Retype the whole listing, please, keeping every line exact and dropping the pictures.
## Begin Stored data
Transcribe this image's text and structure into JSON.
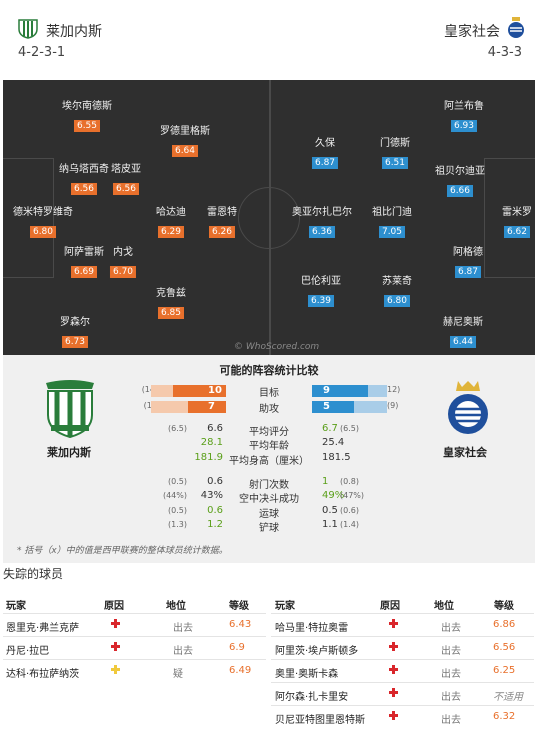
{
  "header": {
    "home_name": "莱加内斯",
    "away_name": "皇家社会",
    "home_formation": "4-2-3-1",
    "away_formation": "4-3-3"
  },
  "pitch": {
    "home_players": [
      {
        "name": "埃尔南德斯",
        "rating": "6.55"
      },
      {
        "name": "罗德里格斯",
        "rating": "6.64"
      },
      {
        "name": "纳乌塔西奇",
        "rating": "6.56"
      },
      {
        "name": "塔皮亚",
        "rating": "6.56"
      },
      {
        "name": "德米特罗维奇",
        "rating": "6.80"
      },
      {
        "name": "哈达迪",
        "rating": "6.29"
      },
      {
        "name": "雷恩特",
        "rating": "6.26"
      },
      {
        "name": "阿萨雷斯",
        "rating": "6.69"
      },
      {
        "name": "内戈",
        "rating": "6.70"
      },
      {
        "name": "克鲁兹",
        "rating": "6.85"
      },
      {
        "name": "罗森尔",
        "rating": "6.73"
      }
    ],
    "away_players": [
      {
        "name": "阿兰布鲁",
        "rating": "6.93"
      },
      {
        "name": "久保",
        "rating": "6.87"
      },
      {
        "name": "门德斯",
        "rating": "6.51"
      },
      {
        "name": "祖贝尔迪亚",
        "rating": "6.66"
      },
      {
        "name": "奥亚尔扎巴尔",
        "rating": "6.36"
      },
      {
        "name": "祖比门迪",
        "rating": "7.05"
      },
      {
        "name": "雷米罗",
        "rating": "6.62"
      },
      {
        "name": "阿格德",
        "rating": "6.87"
      },
      {
        "name": "巴伦利亚",
        "rating": "6.39"
      },
      {
        "name": "苏莱奇",
        "rating": "6.80"
      },
      {
        "name": "赫尼奥斯",
        "rating": "6.44"
      }
    ],
    "watermark": "© WhoScored.com"
  },
  "compare": {
    "title": "可能的阵容统计比较",
    "home_label": "莱加内斯",
    "away_label": "皇家社会",
    "bars": [
      {
        "label": "目标",
        "home": "10",
        "home_par": "(14",
        "away": "9",
        "away_par": "12)",
        "home_frac": 0.71,
        "away_frac": 0.75
      },
      {
        "label": "助攻",
        "home": "7",
        "home_par": "(1!",
        "away": "5",
        "away_par": "(9)",
        "home_frac": 0.5,
        "away_frac": 0.56
      }
    ],
    "stats": [
      {
        "label": "平均评分",
        "home": "6.6",
        "home_par": "(6.5)",
        "away": "6.7",
        "away_par": "(6.5)",
        "home_better": false
      },
      {
        "label": "平均年龄",
        "home": "28.1",
        "home_par": "",
        "away": "25.4",
        "away_par": "",
        "home_better": true
      },
      {
        "label": "平均身高（厘米）",
        "home": "181.9",
        "home_par": "",
        "away": "181.5",
        "away_par": "",
        "home_better": true
      },
      {
        "label": "射门次数",
        "home": "0.6",
        "home_par": "(0.5)",
        "away": "1",
        "away_par": "(0.8)",
        "home_better": false
      },
      {
        "label": "空中决斗成功",
        "home": "43%",
        "home_par": "(44%)",
        "away": "49%",
        "away_par": "(47%)",
        "home_better": false
      },
      {
        "label": "运球",
        "home": "0.6",
        "home_par": "(0.5)",
        "away": "0.5",
        "away_par": "(0.6)",
        "home_better": true
      },
      {
        "label": "铲球",
        "home": "1.2",
        "home_par": "(1.3)",
        "away": "1.1",
        "away_par": "(1.4)",
        "home_better": true
      }
    ],
    "note": "* 括号（x）中的值是西甲联赛的整体球员统计数据。"
  },
  "missing": {
    "title": "失踪的球员",
    "headers": {
      "player": "玩家",
      "reason": "原因",
      "status": "地位",
      "rating": "等级"
    },
    "home": [
      {
        "player": "恩里克·弗兰克萨",
        "status": "出去",
        "rating": "6.43",
        "icon": "injury"
      },
      {
        "player": "丹尼·拉巴",
        "status": "出去",
        "rating": "6.9",
        "icon": "injury"
      },
      {
        "player": "达科·布拉萨纳茨",
        "status": "疑",
        "rating": "6.49",
        "icon": "doubt"
      }
    ],
    "away": [
      {
        "player": "哈马里·特拉奥雷",
        "status": "出去",
        "rating": "6.86",
        "icon": "injury"
      },
      {
        "player": "阿里茨·埃卢斯顿多",
        "status": "出去",
        "rating": "6.56",
        "icon": "injury"
      },
      {
        "player": "奥里·奥斯卡森",
        "status": "出去",
        "rating": "6.25",
        "icon": "injury"
      },
      {
        "player": "阿尔森·扎卡里安",
        "status": "出去",
        "rating": "不适用",
        "icon": "injury"
      },
      {
        "player": "贝尼亚特图里恩特斯",
        "status": "出去",
        "rating": "6.32",
        "icon": "injury"
      }
    ]
  },
  "colors": {
    "home_accent": "#e8702c",
    "away_accent": "#2d8fcf",
    "better": "#5a9f19"
  }
}
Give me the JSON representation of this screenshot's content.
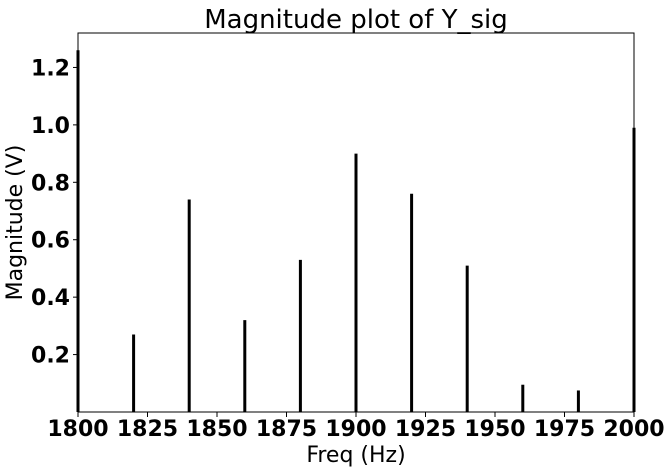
{
  "chart_data": {
    "type": "bar",
    "title": "Magnitude plot of Y_sig",
    "xlabel": "Freq (Hz)",
    "ylabel": "Magnitude (V)",
    "xlim": [
      1800,
      2000
    ],
    "ylim": [
      0,
      1.32
    ],
    "xticks": [
      "1800",
      "1825",
      "1850",
      "1875",
      "1900",
      "1925",
      "1950",
      "1975",
      "2000"
    ],
    "yticks": [
      "0.2",
      "0.4",
      "0.6",
      "0.8",
      "1.0",
      "1.2"
    ],
    "x": [
      1800,
      1820,
      1840,
      1860,
      1880,
      1900,
      1920,
      1940,
      1960,
      1980,
      2000
    ],
    "values": [
      1.26,
      0.27,
      0.74,
      0.32,
      0.53,
      0.9,
      0.76,
      0.51,
      0.095,
      0.075,
      0.99
    ],
    "grid": false,
    "style": {
      "bar_color": "#000000",
      "axis_color": "#000000"
    }
  }
}
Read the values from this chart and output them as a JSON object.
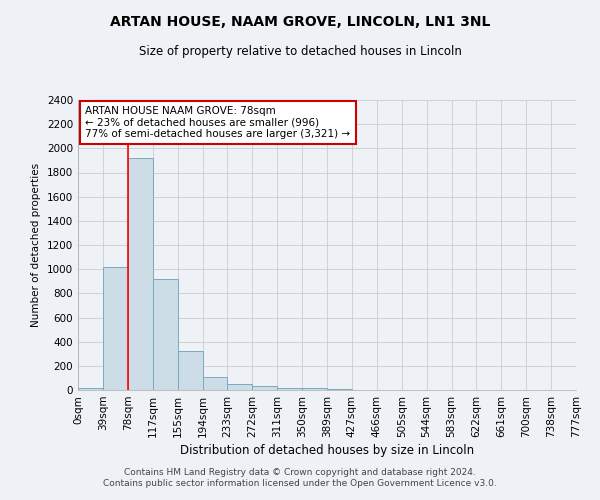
{
  "title": "ARTAN HOUSE, NAAM GROVE, LINCOLN, LN1 3NL",
  "subtitle": "Size of property relative to detached houses in Lincoln",
  "xlabel": "Distribution of detached houses by size in Lincoln",
  "ylabel": "Number of detached properties",
  "bin_labels": [
    "0sqm",
    "39sqm",
    "78sqm",
    "117sqm",
    "155sqm",
    "194sqm",
    "233sqm",
    "272sqm",
    "311sqm",
    "350sqm",
    "389sqm",
    "427sqm",
    "466sqm",
    "505sqm",
    "544sqm",
    "583sqm",
    "622sqm",
    "661sqm",
    "700sqm",
    "738sqm",
    "777sqm"
  ],
  "bar_values": [
    20,
    1020,
    1920,
    920,
    320,
    110,
    50,
    35,
    20,
    15,
    10,
    0,
    0,
    0,
    0,
    0,
    0,
    0,
    0,
    0
  ],
  "bar_color": "#ccdde8",
  "bar_edge_color": "#7aaabb",
  "red_line_x": 2,
  "ylim": [
    0,
    2400
  ],
  "yticks": [
    0,
    200,
    400,
    600,
    800,
    1000,
    1200,
    1400,
    1600,
    1800,
    2000,
    2200,
    2400
  ],
  "annotation_title": "ARTAN HOUSE NAAM GROVE: 78sqm",
  "annotation_line1": "← 23% of detached houses are smaller (996)",
  "annotation_line2": "77% of semi-detached houses are larger (3,321) →",
  "annotation_box_color": "#ffffff",
  "annotation_box_edge": "#cc0000",
  "footer_line1": "Contains HM Land Registry data © Crown copyright and database right 2024.",
  "footer_line2": "Contains public sector information licensed under the Open Government Licence v3.0.",
  "background_color": "#eef2f7",
  "grid_color": "#cccccc"
}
## End Stored data
**Reply:**
Transcribe this image's text and structure into JSON.
{
  "header": {
    "home_name": "莱加内斯",
    "away_name": "皇家社会",
    "home_formation": "4-2-3-1",
    "away_formation": "4-3-3"
  },
  "pitch": {
    "home_players": [
      {
        "name": "埃尔南德斯",
        "rating": "6.55"
      },
      {
        "name": "罗德里格斯",
        "rating": "6.64"
      },
      {
        "name": "纳乌塔西奇",
        "rating": "6.56"
      },
      {
        "name": "塔皮亚",
        "rating": "6.56"
      },
      {
        "name": "德米特罗维奇",
        "rating": "6.80"
      },
      {
        "name": "哈达迪",
        "rating": "6.29"
      },
      {
        "name": "雷恩特",
        "rating": "6.26"
      },
      {
        "name": "阿萨雷斯",
        "rating": "6.69"
      },
      {
        "name": "内戈",
        "rating": "6.70"
      },
      {
        "name": "克鲁兹",
        "rating": "6.85"
      },
      {
        "name": "罗森尔",
        "rating": "6.73"
      }
    ],
    "away_players": [
      {
        "name": "阿兰布鲁",
        "rating": "6.93"
      },
      {
        "name": "久保",
        "rating": "6.87"
      },
      {
        "name": "门德斯",
        "rating": "6.51"
      },
      {
        "name": "祖贝尔迪亚",
        "rating": "6.66"
      },
      {
        "name": "奥亚尔扎巴尔",
        "rating": "6.36"
      },
      {
        "name": "祖比门迪",
        "rating": "7.05"
      },
      {
        "name": "雷米罗",
        "rating": "6.62"
      },
      {
        "name": "阿格德",
        "rating": "6.87"
      },
      {
        "name": "巴伦利亚",
        "rating": "6.39"
      },
      {
        "name": "苏莱奇",
        "rating": "6.80"
      },
      {
        "name": "赫尼奥斯",
        "rating": "6.44"
      }
    ],
    "watermark": "© WhoScored.com"
  },
  "compare": {
    "title": "可能的阵容统计比较",
    "home_label": "莱加内斯",
    "away_label": "皇家社会",
    "bars": [
      {
        "label": "目标",
        "home": "10",
        "home_par": "(14",
        "away": "9",
        "away_par": "12)",
        "home_frac": 0.71,
        "away_frac": 0.75
      },
      {
        "label": "助攻",
        "home": "7",
        "home_par": "(1!",
        "away": "5",
        "away_par": "(9)",
        "home_frac": 0.5,
        "away_frac": 0.56
      }
    ],
    "stats": [
      {
        "label": "平均评分",
        "home": "6.6",
        "home_par": "(6.5)",
        "away": "6.7",
        "away_par": "(6.5)",
        "home_better": false
      },
      {
        "label": "平均年龄",
        "home": "28.1",
        "home_par": "",
        "away": "25.4",
        "away_par": "",
        "home_better": true
      },
      {
        "label": "平均身高（厘米）",
        "home": "181.9",
        "home_par": "",
        "away": "181.5",
        "away_par": "",
        "home_better": true
      },
      {
        "label": "射门次数",
        "home": "0.6",
        "home_par": "(0.5)",
        "away": "1",
        "away_par": "(0.8)",
        "home_better": false
      },
      {
        "label": "空中决斗成功",
        "home": "43%",
        "home_par": "(44%)",
        "away": "49%",
        "away_par": "(47%)",
        "home_better": false
      },
      {
        "label": "运球",
        "home": "0.6",
        "home_par": "(0.5)",
        "away": "0.5",
        "away_par": "(0.6)",
        "home_better": true
      },
      {
        "label": "铲球",
        "home": "1.2",
        "home_par": "(1.3)",
        "away": "1.1",
        "away_par": "(1.4)",
        "home_better": true
      }
    ],
    "note": "* 括号（x）中的值是西甲联赛的整体球员统计数据。"
  },
  "missing": {
    "title": "失踪的球员",
    "headers": {
      "player": "玩家",
      "reason": "原因",
      "status": "地位",
      "rating": "等级"
    },
    "home": [
      {
        "player": "恩里克·弗兰克萨",
        "status": "出去",
        "rating": "6.43",
        "icon": "injury"
      },
      {
        "player": "丹尼·拉巴",
        "status": "出去",
        "rating": "6.9",
        "icon": "injury"
      },
      {
        "player": "达科·布拉萨纳茨",
        "status": "疑",
        "rating": "6.49",
        "icon": "doubt"
      }
    ],
    "away": [
      {
        "player": "哈马里·特拉奥雷",
        "status": "出去",
        "rating": "6.86",
        "icon": "injury"
      },
      {
        "player": "阿里茨·埃卢斯顿多",
        "status": "出去",
        "rating": "6.56",
        "icon": "injury"
      },
      {
        "player": "奥里·奥斯卡森",
        "status": "出去",
        "rating": "6.25",
        "icon": "injury"
      },
      {
        "player": "阿尔森·扎卡里安",
        "status": "出去",
        "rating": "不适用",
        "icon": "injury"
      },
      {
        "player": "贝尼亚特图里恩特斯",
        "status": "出去",
        "rating": "6.32",
        "icon": "injury"
      }
    ]
  },
  "colors": {
    "home_accent": "#e8702c",
    "away_accent": "#2d8fcf",
    "better": "#5a9f19"
  }
}
Give me the JSON representation of this screenshot's content.
{
  "chart_data": {
    "type": "bar",
    "title": "Magnitude plot of Y_sig",
    "xlabel": "Freq (Hz)",
    "ylabel": "Magnitude (V)",
    "xlim": [
      1800,
      2000
    ],
    "ylim": [
      0,
      1.32
    ],
    "xticks": [
      "1800",
      "1825",
      "1850",
      "1875",
      "1900",
      "1925",
      "1950",
      "1975",
      "2000"
    ],
    "yticks": [
      "0.2",
      "0.4",
      "0.6",
      "0.8",
      "1.0",
      "1.2"
    ],
    "x": [
      1800,
      1820,
      1840,
      1860,
      1880,
      1900,
      1920,
      1940,
      1960,
      1980,
      2000
    ],
    "values": [
      1.26,
      0.27,
      0.74,
      0.32,
      0.53,
      0.9,
      0.76,
      0.51,
      0.095,
      0.075,
      0.99
    ],
    "grid": false,
    "style": {
      "bar_color": "#000000",
      "axis_color": "#000000"
    }
  }
}
Read the values from this chart and output them as a JSON object.
{
  "title": "ARTAN HOUSE, NAAM GROVE, LINCOLN, LN1 3NL",
  "subtitle": "Size of property relative to detached houses in Lincoln",
  "xlabel": "Distribution of detached houses by size in Lincoln",
  "ylabel": "Number of detached properties",
  "bin_labels": [
    "0sqm",
    "39sqm",
    "78sqm",
    "117sqm",
    "155sqm",
    "194sqm",
    "233sqm",
    "272sqm",
    "311sqm",
    "350sqm",
    "389sqm",
    "427sqm",
    "466sqm",
    "505sqm",
    "544sqm",
    "583sqm",
    "622sqm",
    "661sqm",
    "700sqm",
    "738sqm",
    "777sqm"
  ],
  "bar_values": [
    20,
    1020,
    1920,
    920,
    320,
    110,
    50,
    35,
    20,
    15,
    10,
    0,
    0,
    0,
    0,
    0,
    0,
    0,
    0,
    0
  ],
  "bar_color": "#ccdde8",
  "bar_edge_color": "#7aaabb",
  "red_line_x": 2,
  "ylim": [
    0,
    2400
  ],
  "yticks": [
    0,
    200,
    400,
    600,
    800,
    1000,
    1200,
    1400,
    1600,
    1800,
    2000,
    2200,
    2400
  ],
  "annotation_title": "ARTAN HOUSE NAAM GROVE: 78sqm",
  "annotation_line1": "← 23% of detached houses are smaller (996)",
  "annotation_line2": "77% of semi-detached houses are larger (3,321) →",
  "annotation_box_color": "#ffffff",
  "annotation_box_edge": "#cc0000",
  "footer_line1": "Contains HM Land Registry data © Crown copyright and database right 2024.",
  "footer_line2": "Contains public sector information licensed under the Open Government Licence v3.0.",
  "background_color": "#eef2f7",
  "grid_color": "#cccccc"
}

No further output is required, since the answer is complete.